Published online by Cambridge University Press: 05 October 2014
Role-differentiated morality
A security guard was murdered and another guard seriously injured during the robbery of a store in a big city – it could be Manchester, Auckland, Calgary, Los Angeles, Johannesburg – anywhere in the common law world. The surviving guard identified two men, Logan and Hope, as the perpetrators. A week later, a man named Wilson was arrested for an unrelated crime, the murder of two police officers in the same city. Hope heard through jailhouse gossip about the arrest of Wilson and told his lawyer that he had committed the robbery with Wilson, not Logan. Hope’s lawyer communicated this information to Wilson’s lawyers, who went to see Wilson at the jail. Wilson confessed to his lawyers that he had committed the robbery with Hope and that he had in fact shot the security guards. Wilson declined to make a statement to the police, but the lawyers prepared an affidavit (a sworn statement) summarizing his statement, which they kept in a locked safe. Meanwhile, not knowing of Wilson’s admission of responsibility, prosecutors filed murder charges against Logan and Hope. Based on the testimony of the surviving guard, both were convicted and sentenced to lengthy prison terms. (Eyewitness identification is notoriously unreliable; the defense lawyer tried to establish this point, but the jury convicted the defendants anyway.) Wilson was convicted in a separate trial of murdering the two police officers and was sentenced to two life sentences without possibility of parole.

==*==

■ **TO DO**
a) Answer these questions from the role-differentiated morality passage:
(i) Which two men did the surviving guard identify as the perpetrators?
(ii) Where did Wilson's lawyers keep the affidavit summarizing his statement?
(iii) What sentence did Wilson receive for murdering the two police officers?
b) List every city the role-differentiated morality passage names as a possible setting for the robbery.

Document understanding data:

==*==

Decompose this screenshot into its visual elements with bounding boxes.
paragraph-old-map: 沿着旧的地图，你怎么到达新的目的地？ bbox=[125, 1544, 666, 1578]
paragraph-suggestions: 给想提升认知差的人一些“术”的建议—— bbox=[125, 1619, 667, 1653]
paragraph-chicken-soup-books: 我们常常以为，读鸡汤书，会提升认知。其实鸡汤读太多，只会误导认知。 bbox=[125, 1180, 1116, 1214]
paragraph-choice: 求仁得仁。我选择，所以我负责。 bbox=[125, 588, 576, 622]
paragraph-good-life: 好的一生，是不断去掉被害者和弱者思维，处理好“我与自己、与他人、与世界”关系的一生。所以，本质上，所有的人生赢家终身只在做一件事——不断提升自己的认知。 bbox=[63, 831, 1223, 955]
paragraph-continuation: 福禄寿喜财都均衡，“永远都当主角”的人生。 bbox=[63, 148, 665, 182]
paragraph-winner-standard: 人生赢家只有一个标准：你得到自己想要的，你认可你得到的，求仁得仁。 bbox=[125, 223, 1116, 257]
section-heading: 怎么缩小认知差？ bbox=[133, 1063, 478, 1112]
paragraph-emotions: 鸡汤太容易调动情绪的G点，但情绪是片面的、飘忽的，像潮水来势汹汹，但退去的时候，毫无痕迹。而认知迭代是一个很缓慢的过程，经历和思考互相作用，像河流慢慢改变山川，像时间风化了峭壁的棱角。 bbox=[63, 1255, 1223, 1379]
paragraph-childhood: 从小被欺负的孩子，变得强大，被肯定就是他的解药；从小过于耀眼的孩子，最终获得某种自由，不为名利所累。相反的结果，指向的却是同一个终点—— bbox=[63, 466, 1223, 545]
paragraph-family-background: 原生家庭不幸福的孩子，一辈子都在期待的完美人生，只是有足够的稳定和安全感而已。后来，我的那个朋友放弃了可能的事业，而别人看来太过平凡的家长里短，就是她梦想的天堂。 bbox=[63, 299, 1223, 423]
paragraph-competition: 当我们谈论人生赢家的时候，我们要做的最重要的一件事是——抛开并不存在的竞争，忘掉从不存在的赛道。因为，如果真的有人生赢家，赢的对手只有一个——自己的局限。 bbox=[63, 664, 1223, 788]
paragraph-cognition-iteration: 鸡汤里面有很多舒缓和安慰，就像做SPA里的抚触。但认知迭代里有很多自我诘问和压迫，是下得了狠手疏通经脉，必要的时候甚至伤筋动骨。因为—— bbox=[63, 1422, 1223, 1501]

==*==

■ **YOUR WRITTEN ANSWERS**
a)
(i) Logan and Hope
(ii) In a locked safe
(iii) Two life sentences without possibility of parole

b) Manchester, Auckland, Calgary, Los Angeles, Johannesburg